Request:
Identify the lines that contain the string "derivable" and report only how many there are.

[Part of a data file]

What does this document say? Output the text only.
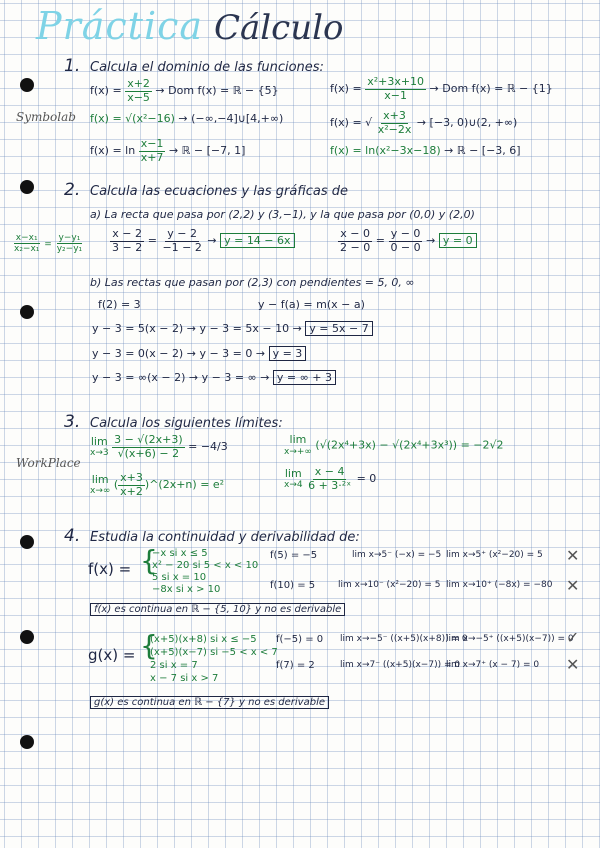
Práctica Cálculo
Symbolab
WorkPlace
$\frac{\text{x−x₁}}{\text{x₂−x₁}} = \frac{\text{y−y₁}}{\text{y₂−y₁}}$
1. Calcula el dominio de las funciones:
$f(x) = \frac{x+2}{x-5}$ → Dom f(x) = ℝ − {5}
f(x) = √(x²−16) → (−∞,−4]∪[4,+∞)
$f(x) = \ln \frac{x-1}{x+7}$ → ℝ − [−7, 1]
$f(x) = \frac{\text{x²+3x+10}}{x-1}$ → Dom f(x) = ℝ − {1}
f(x) = √ $\frac{x+3}{\text{x²−2x}} \to [-3$, 0)∪(2, +∞)
f(x) = ln(x²−3x−18) → ℝ − [−3, 6]
2. Calcula las ecuaciones y las gráficas de
a) La recta que pasa por (2,2) y (3,−1), y la que pasa por (0,0) y (2,0)
$\frac{x - 2}{3 - 2} = \frac{y - 2}{-1 - 2} \to y = 14 - 6x$	$\frac{x - 0}{2 - 0} = \frac{y - 0}{0 - 0} \to y = 0$
b) Las rectas que pasan por (2,3) con pendientes = 5, 0, ∞
f(2) = 3	y − f(a) = m(x − a)
y − 3 = 5(x − 2) → y − 3 = 5x − 10 → y = 5x − 7
y − 3 = 0(x − 2) → y − 3 = 0 → y = 3
y − 3 = ∞(x − 2) → y − 3 = ∞ → y = ∞ + 3
3. Calcula los siguientes límites:
lim
x→3
$\frac{3 - √(2x+3)}{√(x+6) - 2} = -4/3$
lim
x→+∞
(√(2x⁴+3x) − √(2x⁴+3x³)) = −2√2
lim
x→∞
( $\frac{x+3}{x+2}$ )^(2x+n) = e²
lim
x→4
$\frac{x - 4}{\text{6 + 3·²ˣ}} = 0$
4. Estudia la continuidad y derivabilidad de:
f(x) = {
−x si x ≤ 5
x² − 20 si 5 < x < 10
5 si x = 10
−8x si x > 10
f(5) = −5	lim x→5⁻ (−x) = −5 lim x→5⁺ (x²−20) = 5 ✕
f(10) = 5	lim x→10⁻ (x²−20) = 5 lim x→10⁺ (−8x) = −80 ✕
f(x) es continua en ℝ − {5, 10} y no es derivable
g(x) = {
(x+5)(x+8) si x ≤ −5
(x+5)(x−7) si −5 < x < 7
2 si x = 7
x − 7 si x > 7
f(−5) = 0 lim x→−5⁻ ((x+5)(x+8)) = 0
lim x→−5⁺ ((x+5)(x−7)) = 0
✓
f(7) = 2	lim x→7⁻ ((x+5)(x−7)) = 0
lim x→7⁺ (x − 7) = 0 ✕
g(x) es continua en ℝ − {7} y no es derivable
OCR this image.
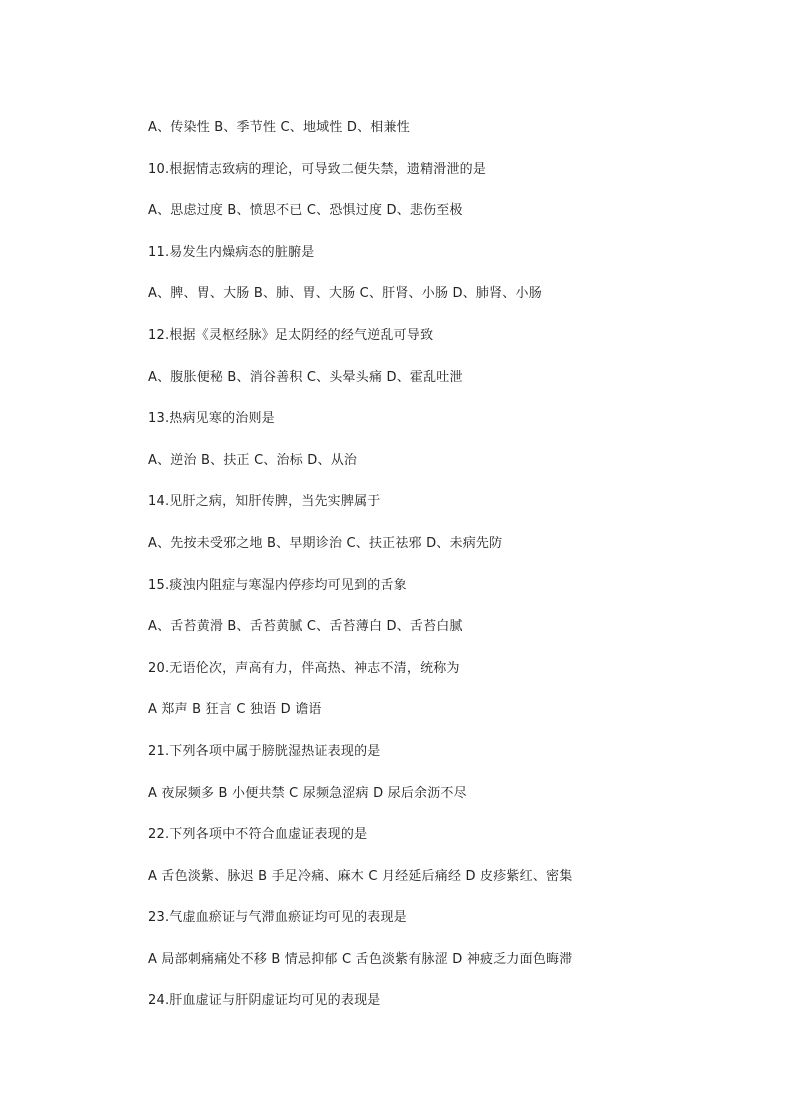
A、传染性 B、季节性 C、地域性 D、相兼性
10.根据情志致病的理论，可导致二便失禁，遗精滑泄的是
A、思虑过度 B、愤思不已 C、恐惧过度 D、悲伤至极
11.易发生内燥病态的脏腑是
A、脾、胃、大肠 B、肺、胃、大肠 C、肝肾、小肠 D、肺肾、小肠
12.根据《灵枢经脉》足太阴经的经气逆乱可导致
A、腹胀便秘 B、消谷善积 C、头晕头痛 D、霍乱吐泄
13.热病见寒的治则是
A、逆治 B、扶正 C、治标 D、从治
14.见肝之病，知肝传脾，当先实脾属于
A、先按未受邪之地 B、早期诊治 C、扶正祛邪 D、未病先防
15.痰浊内阻症与寒湿内停疹均可见到的舌象
A、舌苔黄滑 B、舌苔黄腻 C、舌苔薄白 D、舌苔白腻
20.无语伦次，声高有力，伴高热、神志不清，统称为
A 郑声 B 狂言 C 独语 D 谵语
21.下列各项中属于膀胱湿热证表现的是
A 夜尿频多 B 小便共禁 C 尿频急涩病 D 尿后余沥不尽
22.下列各项中不符合血虚证表现的是
A 舌色淡紫、脉迟 B 手足冷痛、麻木 C 月经延后痛经 D 皮疹紫红、密集
23.气虚血瘀证与气滞血瘀证均可见的表现是
A 局部刺痛痛处不移 B 情忌抑郁 C 舌色淡紫有脉涩 D 神疲乏力面色晦滞
24.肝血虚证与肝阴虚证均可见的表现是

Finished exercise:
2